(Data listing)
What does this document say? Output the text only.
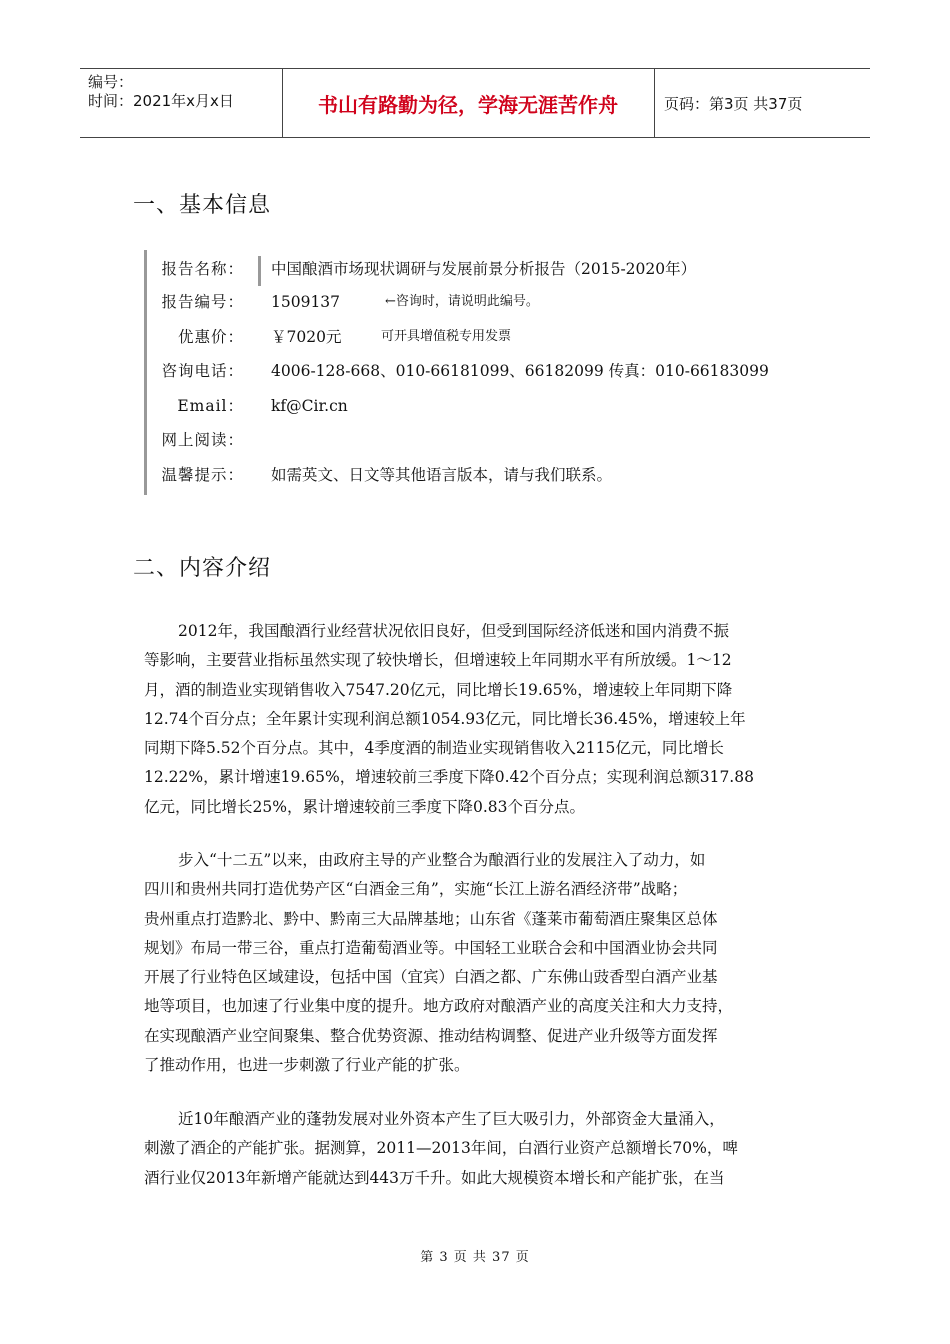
编号：
时间：2021年x月x日	书山有路勤为径，学海无涯苦作舟	页码：第3页 共37页
一、基本信息
报告名称： 中国酿酒市场现状调研与发展前景分析报告（2015-2020年）
报告编号： 1509137	←咨询时，请说明此编号。
优惠价： ￥7020元	可开具增值税专用发票
咨询电话： 4006-128-668、010-66181099、66182099 传真：010-66183099
Email： kf@Cir.cn
网上阅读：
温馨提示： 如需英文、日文等其他语言版本，请与我们联系。
二、内容介绍

2012年，我国酿酒行业经营状况依旧良好，但受到国际经济低迷和国内消费不振
等影响，主要营业指标虽然实现了较快增长，但增速较上年同期水平有所放缓。1～12
月，酒的制造业实现销售收入7547.20亿元，同比增长19.65%，增速较上年同期下降
12.74个百分点；全年累计实现利润总额1054.93亿元，同比增长36.45%，增速较上年
同期下降5.52个百分点。其中，4季度酒的制造业实现销售收入2115亿元，同比增长
12.22%，累计增速19.65%，增速较前三季度下降0.42个百分点；实现利润总额317.88
亿元，同比增长25%，累计增速较前三季度下降0.83个百分点。

步入“十二五”以来，由政府主导的产业整合为酿酒行业的发展注入了动力，如
四川和贵州共同打造优势产区“白酒金三角”，实施“长江上游名酒经济带”战略；
贵州重点打造黔北、黔中、黔南三大品牌基地；山东省《蓬莱市葡萄酒庄聚集区总体
规划》布局一带三谷，重点打造葡萄酒业等。中国轻工业联合会和中国酒业协会共同
开展了行业特色区域建设，包括中国（宜宾）白酒之都、广东佛山豉香型白酒产业基
地等项目，也加速了行业集中度的提升。地方政府对酿酒产业的高度关注和大力支持，
在实现酿酒产业空间聚集、整合优势资源、推动结构调整、促进产业升级等方面发挥
了推动作用，也进一步刺激了行业产能的扩张。

近10年酿酒产业的蓬勃发展对业外资本产生了巨大吸引力，外部资金大量涌入，
刺激了酒企的产能扩张。据测算，2011—2013年间，白酒行业资产总额增长70%，啤
酒行业仅2013年新增产能就达到443万千升。如此大规模资本增长和产能扩张，在当

第 3 页 共 37 页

• [PROBLEM DETAILS]: Reproduce every line of the material precisely, omitting its pictures.

• [COMPLETED TASK]:
What does this document say? Output the text only.
编号：
时间：2021年x月x日	书山有路勤为径，学海无涯苦作舟	页码：第3页 共37页
一、基本信息
报告名称： 中国酿酒市场现状调研与发展前景分析报告（2015-2020年）
报告编号： 1509137	←咨询时，请说明此编号。
优惠价： ￥7020元	可开具增值税专用发票
咨询电话： 4006-128-668、010-66181099、66182099 传真：010-66183099
Email： kf@Cir.cn
网上阅读：
温馨提示： 如需英文、日文等其他语言版本，请与我们联系。
二、内容介绍

2012年，我国酿酒行业经营状况依旧良好，但受到国际经济低迷和国内消费不振
等影响，主要营业指标虽然实现了较快增长，但增速较上年同期水平有所放缓。1～12
月，酒的制造业实现销售收入7547.20亿元，同比增长19.65%，增速较上年同期下降
12.74个百分点；全年累计实现利润总额1054.93亿元，同比增长36.45%，增速较上年
同期下降5.52个百分点。其中，4季度酒的制造业实现销售收入2115亿元，同比增长
12.22%，累计增速19.65%，增速较前三季度下降0.42个百分点；实现利润总额317.88
亿元，同比增长25%，累计增速较前三季度下降0.83个百分点。

步入“十二五”以来，由政府主导的产业整合为酿酒行业的发展注入了动力，如
四川和贵州共同打造优势产区“白酒金三角”，实施“长江上游名酒经济带”战略；
贵州重点打造黔北、黔中、黔南三大品牌基地；山东省《蓬莱市葡萄酒庄聚集区总体
规划》布局一带三谷，重点打造葡萄酒业等。中国轻工业联合会和中国酒业协会共同
开展了行业特色区域建设，包括中国（宜宾）白酒之都、广东佛山豉香型白酒产业基
地等项目，也加速了行业集中度的提升。地方政府对酿酒产业的高度关注和大力支持，
在实现酿酒产业空间聚集、整合优势资源、推动结构调整、促进产业升级等方面发挥
了推动作用，也进一步刺激了行业产能的扩张。

近10年酿酒产业的蓬勃发展对业外资本产生了巨大吸引力，外部资金大量涌入，
刺激了酒企的产能扩张。据测算，2011—2013年间，白酒行业资产总额增长70%，啤
酒行业仅2013年新增产能就达到443万千升。如此大规模资本增长和产能扩张，在当

第 3 页 共 37 页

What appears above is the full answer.